# [EXERCISE TASK 1]
Translate this sentence from the text on the GATE crowdsourcing tools into Spanish: "The PR requires your CrowdFlower API key as an init-time parameter."

# [DOCUMENT SECTION]

CrowdFlower provides a web interface to build jobs in a browser, and also a REST API for programmatic access. The GATE tools use the REST API, so you will need to sign up for a CrowdFlower account and generate an API key which you will use to conﬁgure the various processing resources.

To access the GATE crowdsourcing tools, you must ﬁrst load the Crowd_Sourcing plugin. This plugin provides four PR types, a “job builder” and “results importer” for each of the two supported styles of crowdsourcing job.

21.2 Entity classiﬁcation [#]

The “entity classiﬁcation” job builder and results importer PRs are intended for situations where you have pre-annotated entities but each entity could have one of several diﬀerent labels. Examples could be:

a term recognintion system that has established which spans of text are candidate terms but not what class of term each annotation represents.
annotation with respect to an ontology, when the same string could match one of several diﬀerent ontology concepts.

In the ﬁrst case, the set of available labels would be constant, with the same set of options presented for every unit. In the second case each annotation would supply its own set of options (there may also be “common options” available for every annotation, such as “none of the above”).

21.2.1 Creating a classiﬁcation job [#]

To start a new classiﬁcation job, ﬁrst load the Crowd_Sourcing plugin, then create a new instance of the “Entity Classiﬁcation Job Builder” PR. The PR requires your CrowdFlower API key as an init-time parameter.

Right-clicking on the newly-created PR in the resources tree will oﬀer the option to “Create a new CrowdFlower job”, which presents a dialog to conﬁgure the settings of the new job (see ﬁgure 21.1). The available options are as follows:

Figure 21.1: Setting options to create a new classiﬁcation job

Job title: a descriptive title for this job
Task caption: the “question” that the user will be asked. This is shown above the snippet showing the entity in context, and may include the placeholder {{entity}} (including the double braces) which will be replaced by the text covered by the target entity annotation.
Instructions: detailed instructions that will be shown to workers. In contrast to the caption, which is shown as part of each unit, the instructions appear just once on each task page, and are in a collapsible panel so the user can hide them once they are conﬁdent that they understand the task. The instructions are rendered as HTML, which allows them to include markup but also means that characters such as & and < must be escaped as HTML entity references.
Common options: options that will be available for all units, in addition to unit-speciﬁc options taken from the target annotation. These common options appear below the unit-speciﬁc options (if any) and are presented in the order speciﬁed here. Use the + and - buttons to add and remove options, and the arrows to change the order. For each row in the table, the “Value” column is the value that will be submitted as the answer if the user selects this option, the “Description” is the string that will be shown to the user. It is a good idea to include details in the instructions to explain the common options.

Clicking “OK” will make calls to the CrowdFlower REST API to create a job with the given settings, and store the resulting job ID so the PR can be used to load units into the job.

# [EXERCISE TASK 2]
In the records below, rewrite the stretch from the line that contains "pueblo-point — [1153, 647, 1171, 665]" through the line that contains "stats-swatch-fiji — [554, 86, 570, 102]" as a JSON list of strings, one string per line.

# [DATASET EXTRACT]
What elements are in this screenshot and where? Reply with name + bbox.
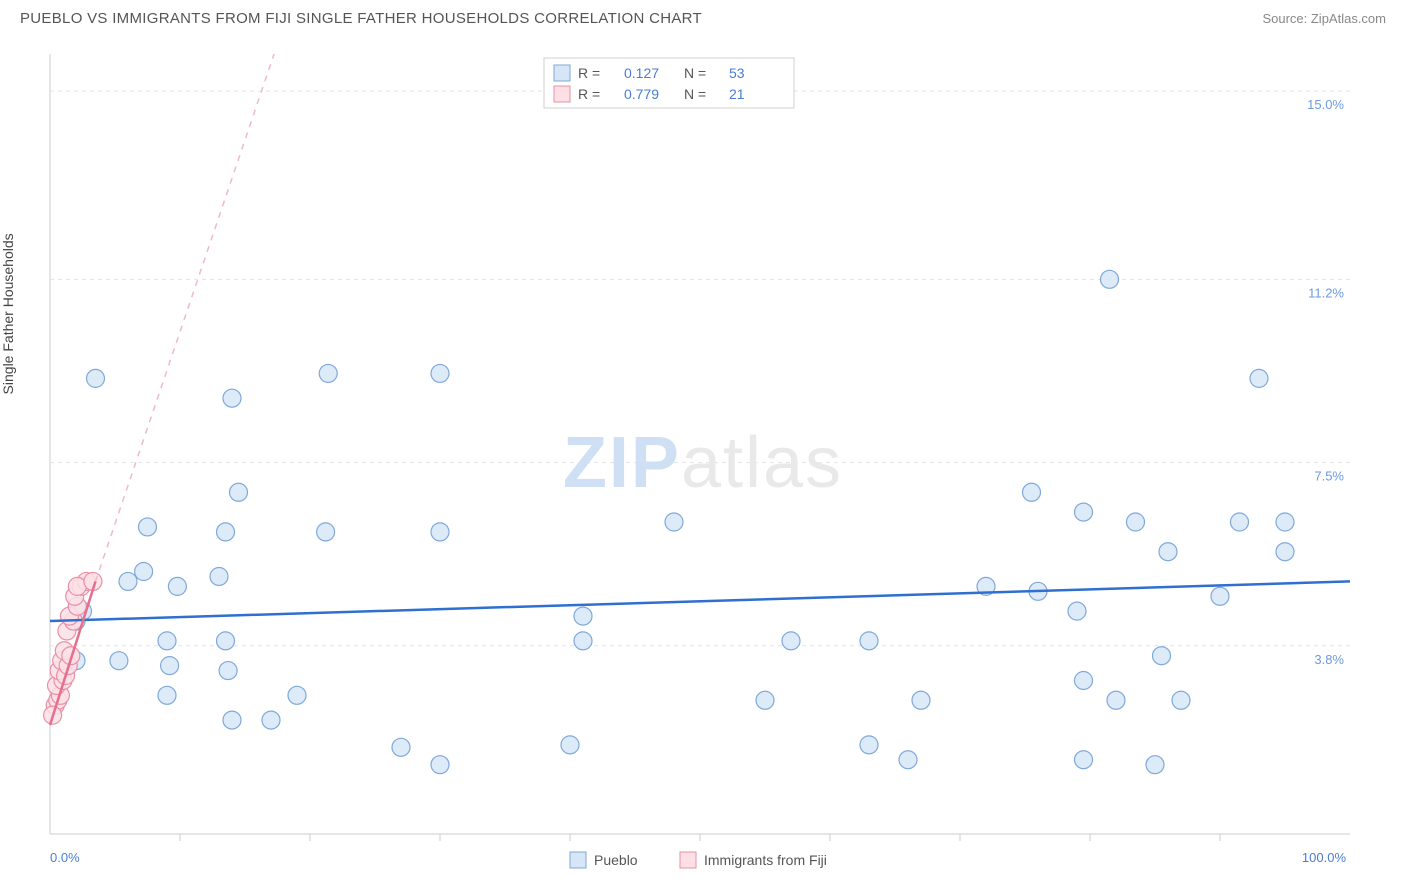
pueblo-point — [1153, 647, 1171, 665]
chart-container: Single Father Households ZIPatlas 3.8%7.… — [0, 42, 1406, 892]
pueblo-point — [1075, 503, 1093, 521]
stats-swatch-pueblo — [554, 65, 570, 81]
stats-swatch-fiji — [554, 86, 570, 102]
fiji-trendline-dashed — [96, 54, 275, 581]
pueblo-point — [1107, 691, 1125, 709]
pueblo-point — [217, 523, 235, 541]
pueblo-point — [431, 364, 449, 382]
pueblo-point — [899, 751, 917, 769]
stats-fiji-r: 0.779 — [624, 86, 659, 102]
pueblo-point — [262, 711, 280, 729]
pueblo-point — [161, 657, 179, 675]
pueblo-point — [431, 523, 449, 541]
pueblo-point — [1276, 543, 1294, 561]
pueblo-point — [110, 652, 128, 670]
pueblo-point — [319, 364, 337, 382]
pueblo-point — [392, 738, 410, 756]
pueblo-point — [1276, 513, 1294, 531]
pueblo-point — [230, 483, 248, 501]
pueblo-point — [574, 607, 592, 625]
pueblo-point — [317, 523, 335, 541]
stats-r-label: R = — [578, 65, 600, 81]
y-axis-label: Single Father Households — [0, 233, 16, 394]
pueblo-trendline — [50, 581, 1350, 621]
pueblo-point — [217, 632, 235, 650]
pueblo-point — [1159, 543, 1177, 561]
pueblo-point — [1068, 602, 1086, 620]
pueblo-point — [1231, 513, 1249, 531]
source-link[interactable]: ZipAtlas.com — [1311, 11, 1386, 26]
pueblo-point — [665, 513, 683, 531]
chart-source: Source: ZipAtlas.com — [1262, 11, 1386, 26]
pueblo-point — [119, 572, 137, 590]
source-prefix: Source: — [1262, 11, 1310, 26]
pueblo-point — [168, 577, 186, 595]
y-tick-label: 15.0% — [1307, 97, 1344, 112]
legend-label-pueblo: Pueblo — [594, 852, 638, 868]
y-tick-label: 11.2% — [1308, 285, 1344, 300]
pueblo-point — [561, 736, 579, 754]
stats-n-label: N = — [684, 65, 706, 81]
pueblo-point — [1075, 671, 1093, 689]
pueblo-point — [158, 686, 176, 704]
stats-n-label: N = — [684, 86, 706, 102]
pueblo-point — [219, 662, 237, 680]
pueblo-point — [210, 567, 228, 585]
pueblo-point — [158, 632, 176, 650]
chart-header: PUEBLO VS IMMIGRANTS FROM FIJI SINGLE FA… — [0, 0, 1406, 35]
stats-pueblo-r: 0.127 — [624, 65, 659, 81]
pueblo-point — [1172, 691, 1190, 709]
legend-label-fiji: Immigrants from Fiji — [704, 852, 827, 868]
pueblo-point — [574, 632, 592, 650]
pueblo-point — [782, 632, 800, 650]
pueblo-point — [1023, 483, 1041, 501]
pueblo-point — [135, 563, 153, 581]
y-tick-label: 3.8% — [1314, 652, 1344, 667]
legend-swatch-pueblo — [570, 852, 586, 868]
pueblo-point — [912, 691, 930, 709]
pueblo-point — [139, 518, 157, 536]
x-tick-label: 100.0% — [1302, 850, 1347, 865]
pueblo-point — [756, 691, 774, 709]
chart-svg: 3.8% 7.5% 11.2% 15.0% 0.0% 100.0% R = 0.127 N = 5… — [0, 42, 1406, 892]
pueblo-point — [1101, 270, 1119, 288]
pueblo-point — [1250, 369, 1268, 387]
pueblo-point — [1211, 587, 1229, 605]
pueblo-point — [223, 389, 241, 407]
chart-title: PUEBLO VS IMMIGRANTS FROM FIJI SINGLE FA… — [20, 10, 702, 27]
pueblo-point — [1146, 756, 1164, 774]
legend-swatch-fiji — [680, 852, 696, 868]
pueblo-point — [1075, 751, 1093, 769]
stats-fiji-n: 21 — [729, 86, 745, 102]
pueblo-point — [431, 756, 449, 774]
x-tick-label: 0.0% — [50, 850, 80, 865]
pueblo-point — [288, 686, 306, 704]
pueblo-point — [223, 711, 241, 729]
stats-pueblo-n: 53 — [729, 65, 745, 81]
pueblo-point — [860, 632, 878, 650]
stats-r-label: R = — [578, 86, 600, 102]
y-tick-label: 7.5% — [1314, 469, 1344, 484]
pueblo-point — [87, 369, 105, 387]
pueblo-point — [1127, 513, 1145, 531]
pueblo-point — [860, 736, 878, 754]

# [EXPECTED OUTPUT 1]
El PR requiere tu clave de API de CrowdFlower como parámetro en el momento de la inicialización.

# [EXPECTED OUTPUT 2]
[
  "pueblo-point — [1153, 647, 1171, 665]",
  "chart-container: Single Father Households ZIPatlas 3.8%7.… — [0, 42, 1406, 892]",
  "pueblo-point — [1075, 503, 1093, 521]",
  "stats-swatch-pueblo — [554, 65, 570, 81]",
  "stats-swatch-fiji — [554, 86, 570, 102]"
]